> [STATED TASK]: Scan the records and identify every line in which the string "abbr" occurs, then return those lines.

> [RECORDS FOR THIS EXERCISE]:
● ● ● ● ●

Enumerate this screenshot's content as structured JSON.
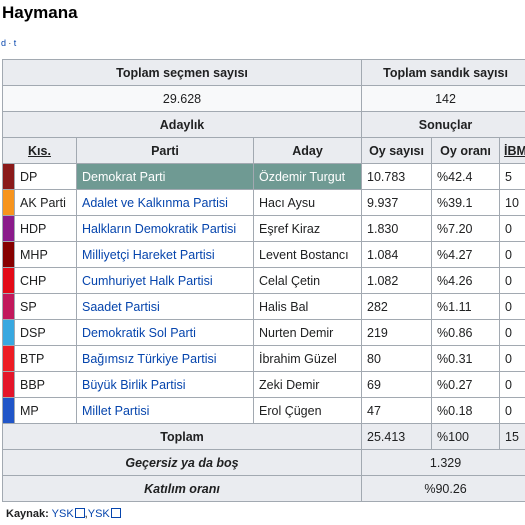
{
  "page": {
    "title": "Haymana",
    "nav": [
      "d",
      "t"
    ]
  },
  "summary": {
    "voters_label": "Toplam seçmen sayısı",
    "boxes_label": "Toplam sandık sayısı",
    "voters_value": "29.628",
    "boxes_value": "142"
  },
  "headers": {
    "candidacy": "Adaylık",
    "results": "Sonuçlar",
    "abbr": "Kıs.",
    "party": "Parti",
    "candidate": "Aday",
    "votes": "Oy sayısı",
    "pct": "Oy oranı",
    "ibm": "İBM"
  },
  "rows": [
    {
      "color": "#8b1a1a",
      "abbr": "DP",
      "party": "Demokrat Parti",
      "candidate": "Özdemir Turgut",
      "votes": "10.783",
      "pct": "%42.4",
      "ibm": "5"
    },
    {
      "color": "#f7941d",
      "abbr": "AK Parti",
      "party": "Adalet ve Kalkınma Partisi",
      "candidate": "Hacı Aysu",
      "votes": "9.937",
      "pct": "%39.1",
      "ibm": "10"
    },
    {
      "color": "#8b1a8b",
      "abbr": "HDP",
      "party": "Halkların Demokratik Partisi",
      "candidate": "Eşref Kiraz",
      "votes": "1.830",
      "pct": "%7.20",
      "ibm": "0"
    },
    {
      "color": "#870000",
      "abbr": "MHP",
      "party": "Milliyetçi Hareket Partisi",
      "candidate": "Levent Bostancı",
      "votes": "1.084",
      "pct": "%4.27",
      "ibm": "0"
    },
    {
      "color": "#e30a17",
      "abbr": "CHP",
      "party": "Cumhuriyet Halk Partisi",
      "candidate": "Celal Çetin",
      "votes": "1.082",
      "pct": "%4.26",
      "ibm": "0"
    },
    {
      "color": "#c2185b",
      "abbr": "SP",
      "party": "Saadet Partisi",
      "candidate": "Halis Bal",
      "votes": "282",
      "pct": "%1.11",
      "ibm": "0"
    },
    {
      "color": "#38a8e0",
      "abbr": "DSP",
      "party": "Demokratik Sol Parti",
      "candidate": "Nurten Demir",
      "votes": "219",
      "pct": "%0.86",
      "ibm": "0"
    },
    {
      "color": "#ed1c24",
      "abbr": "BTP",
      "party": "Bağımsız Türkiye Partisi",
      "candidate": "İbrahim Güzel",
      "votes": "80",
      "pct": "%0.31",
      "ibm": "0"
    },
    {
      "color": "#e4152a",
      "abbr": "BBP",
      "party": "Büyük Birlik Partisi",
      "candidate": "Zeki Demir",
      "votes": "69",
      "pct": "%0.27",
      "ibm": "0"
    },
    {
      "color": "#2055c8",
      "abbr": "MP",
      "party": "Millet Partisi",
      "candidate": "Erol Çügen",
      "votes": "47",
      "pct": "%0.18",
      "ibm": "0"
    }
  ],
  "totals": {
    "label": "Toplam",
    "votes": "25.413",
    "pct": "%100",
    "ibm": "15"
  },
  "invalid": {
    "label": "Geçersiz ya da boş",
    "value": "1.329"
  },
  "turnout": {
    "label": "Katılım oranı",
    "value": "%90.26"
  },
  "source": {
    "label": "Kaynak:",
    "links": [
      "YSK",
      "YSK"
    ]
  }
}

● ● ● ● ●

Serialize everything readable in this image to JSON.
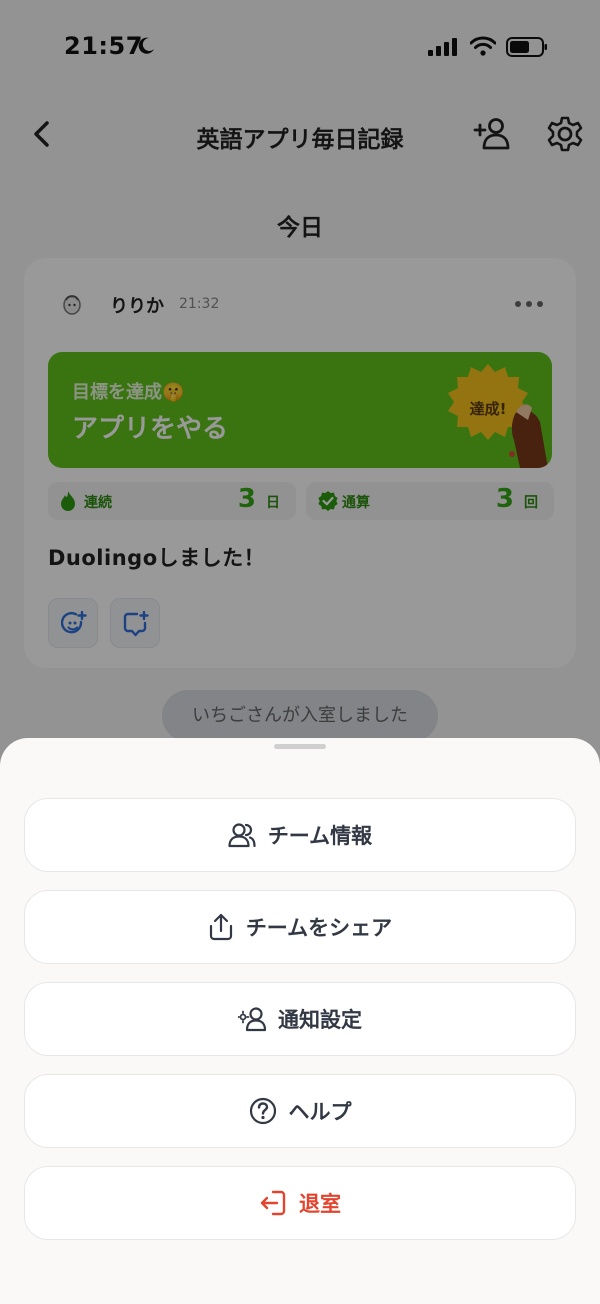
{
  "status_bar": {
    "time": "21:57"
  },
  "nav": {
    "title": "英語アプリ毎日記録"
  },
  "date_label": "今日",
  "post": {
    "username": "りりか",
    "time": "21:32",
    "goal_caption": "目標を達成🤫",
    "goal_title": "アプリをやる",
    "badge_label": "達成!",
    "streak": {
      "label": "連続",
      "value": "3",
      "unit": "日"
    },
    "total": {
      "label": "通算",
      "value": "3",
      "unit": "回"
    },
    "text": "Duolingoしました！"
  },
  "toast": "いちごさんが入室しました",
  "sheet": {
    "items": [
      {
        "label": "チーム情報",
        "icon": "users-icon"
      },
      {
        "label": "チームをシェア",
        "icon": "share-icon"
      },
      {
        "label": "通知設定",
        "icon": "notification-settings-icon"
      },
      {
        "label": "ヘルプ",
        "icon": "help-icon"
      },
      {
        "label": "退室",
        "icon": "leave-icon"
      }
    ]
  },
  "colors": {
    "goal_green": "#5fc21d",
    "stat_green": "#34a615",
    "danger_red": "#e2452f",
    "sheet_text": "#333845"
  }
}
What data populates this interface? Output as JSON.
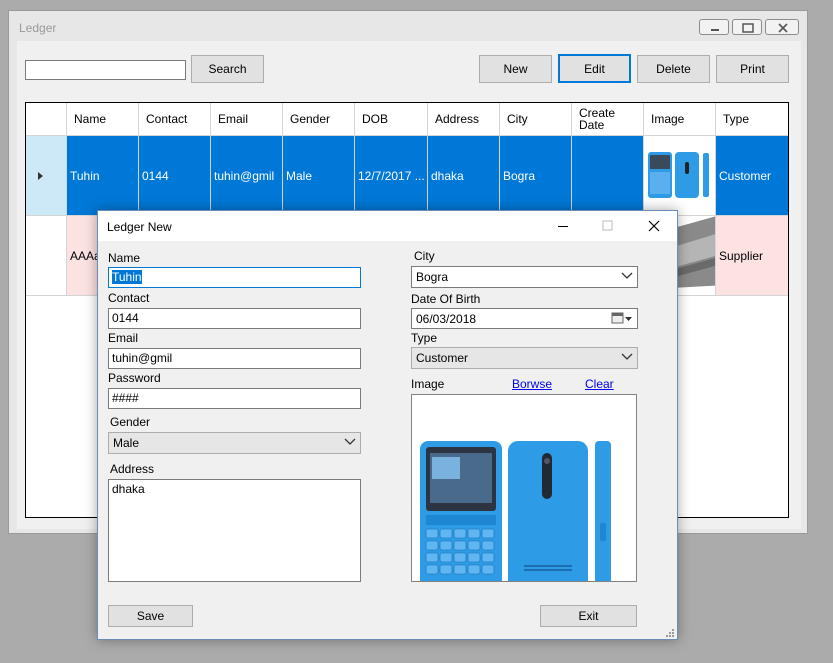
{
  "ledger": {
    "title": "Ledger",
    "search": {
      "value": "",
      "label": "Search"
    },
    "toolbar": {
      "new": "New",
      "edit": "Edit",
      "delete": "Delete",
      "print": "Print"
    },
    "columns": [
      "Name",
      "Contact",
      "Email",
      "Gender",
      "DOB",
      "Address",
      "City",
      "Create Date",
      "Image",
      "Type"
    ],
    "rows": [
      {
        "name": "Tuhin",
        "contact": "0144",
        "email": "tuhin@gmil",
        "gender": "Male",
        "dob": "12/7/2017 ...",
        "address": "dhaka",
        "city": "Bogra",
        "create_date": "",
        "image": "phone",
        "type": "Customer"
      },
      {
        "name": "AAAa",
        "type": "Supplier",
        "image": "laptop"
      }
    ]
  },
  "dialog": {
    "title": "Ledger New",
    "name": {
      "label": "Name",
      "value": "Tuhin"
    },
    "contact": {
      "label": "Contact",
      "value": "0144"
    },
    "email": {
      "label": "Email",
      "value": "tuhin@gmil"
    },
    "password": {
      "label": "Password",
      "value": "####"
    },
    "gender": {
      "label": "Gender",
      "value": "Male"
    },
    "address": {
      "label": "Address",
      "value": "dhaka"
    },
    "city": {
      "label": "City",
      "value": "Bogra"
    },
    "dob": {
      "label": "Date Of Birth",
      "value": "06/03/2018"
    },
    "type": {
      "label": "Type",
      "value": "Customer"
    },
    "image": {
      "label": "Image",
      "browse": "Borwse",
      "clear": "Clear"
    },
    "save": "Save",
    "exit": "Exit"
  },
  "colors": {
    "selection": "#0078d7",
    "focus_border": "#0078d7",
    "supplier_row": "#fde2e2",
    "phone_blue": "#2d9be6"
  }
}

● ● ● ● ●

> [WRITTEN RESPONSE]:
    "abbr": "Kıs.",
      "abbr": "DP",
      "abbr": "AK Parti",
      "abbr": "HDP",
      "abbr": "MHP",
      "abbr": "CHP",
      "abbr": "SP",
      "abbr": "DSP",
      "abbr": "BTP",
      "abbr": "BBP",
      "abbr": "MP",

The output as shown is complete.